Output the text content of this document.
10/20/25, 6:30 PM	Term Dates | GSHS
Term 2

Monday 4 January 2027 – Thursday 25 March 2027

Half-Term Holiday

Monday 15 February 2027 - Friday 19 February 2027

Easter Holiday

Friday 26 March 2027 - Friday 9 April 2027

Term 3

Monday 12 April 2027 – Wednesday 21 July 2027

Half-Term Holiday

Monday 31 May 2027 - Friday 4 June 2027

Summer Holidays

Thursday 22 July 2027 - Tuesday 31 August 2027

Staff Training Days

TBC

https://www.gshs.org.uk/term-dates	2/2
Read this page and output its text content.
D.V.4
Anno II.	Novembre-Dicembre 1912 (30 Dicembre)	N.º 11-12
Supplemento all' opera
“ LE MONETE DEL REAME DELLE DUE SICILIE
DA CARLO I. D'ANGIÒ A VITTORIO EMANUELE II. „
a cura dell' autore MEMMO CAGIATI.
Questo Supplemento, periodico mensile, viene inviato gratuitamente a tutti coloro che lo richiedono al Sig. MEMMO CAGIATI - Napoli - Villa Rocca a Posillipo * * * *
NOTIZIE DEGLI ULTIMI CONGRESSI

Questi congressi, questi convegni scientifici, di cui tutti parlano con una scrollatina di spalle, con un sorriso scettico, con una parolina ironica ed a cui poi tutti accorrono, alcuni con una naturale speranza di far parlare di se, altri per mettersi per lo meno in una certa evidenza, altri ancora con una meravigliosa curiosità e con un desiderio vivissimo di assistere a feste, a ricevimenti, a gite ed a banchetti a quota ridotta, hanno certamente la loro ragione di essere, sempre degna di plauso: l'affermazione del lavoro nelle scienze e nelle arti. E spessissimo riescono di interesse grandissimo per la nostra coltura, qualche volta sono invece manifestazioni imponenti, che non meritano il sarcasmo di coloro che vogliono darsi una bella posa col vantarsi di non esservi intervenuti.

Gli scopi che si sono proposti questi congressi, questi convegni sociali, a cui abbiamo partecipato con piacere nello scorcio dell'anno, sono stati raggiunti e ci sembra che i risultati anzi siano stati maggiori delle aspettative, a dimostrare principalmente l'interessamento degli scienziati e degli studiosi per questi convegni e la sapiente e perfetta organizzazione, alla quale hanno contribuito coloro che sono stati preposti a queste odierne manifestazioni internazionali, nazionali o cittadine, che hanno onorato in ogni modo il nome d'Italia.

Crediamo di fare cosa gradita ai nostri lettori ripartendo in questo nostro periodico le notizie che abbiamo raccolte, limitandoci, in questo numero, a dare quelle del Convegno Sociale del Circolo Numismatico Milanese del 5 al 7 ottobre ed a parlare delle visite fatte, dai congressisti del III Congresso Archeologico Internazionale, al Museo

Exercise
Scan the listing above. Collect all lines with the word "April".

Output for this task
Friday 26 March 2027 - Friday 9 April 2027
Monday 12 April 2027 – Wednesday 21 July 2027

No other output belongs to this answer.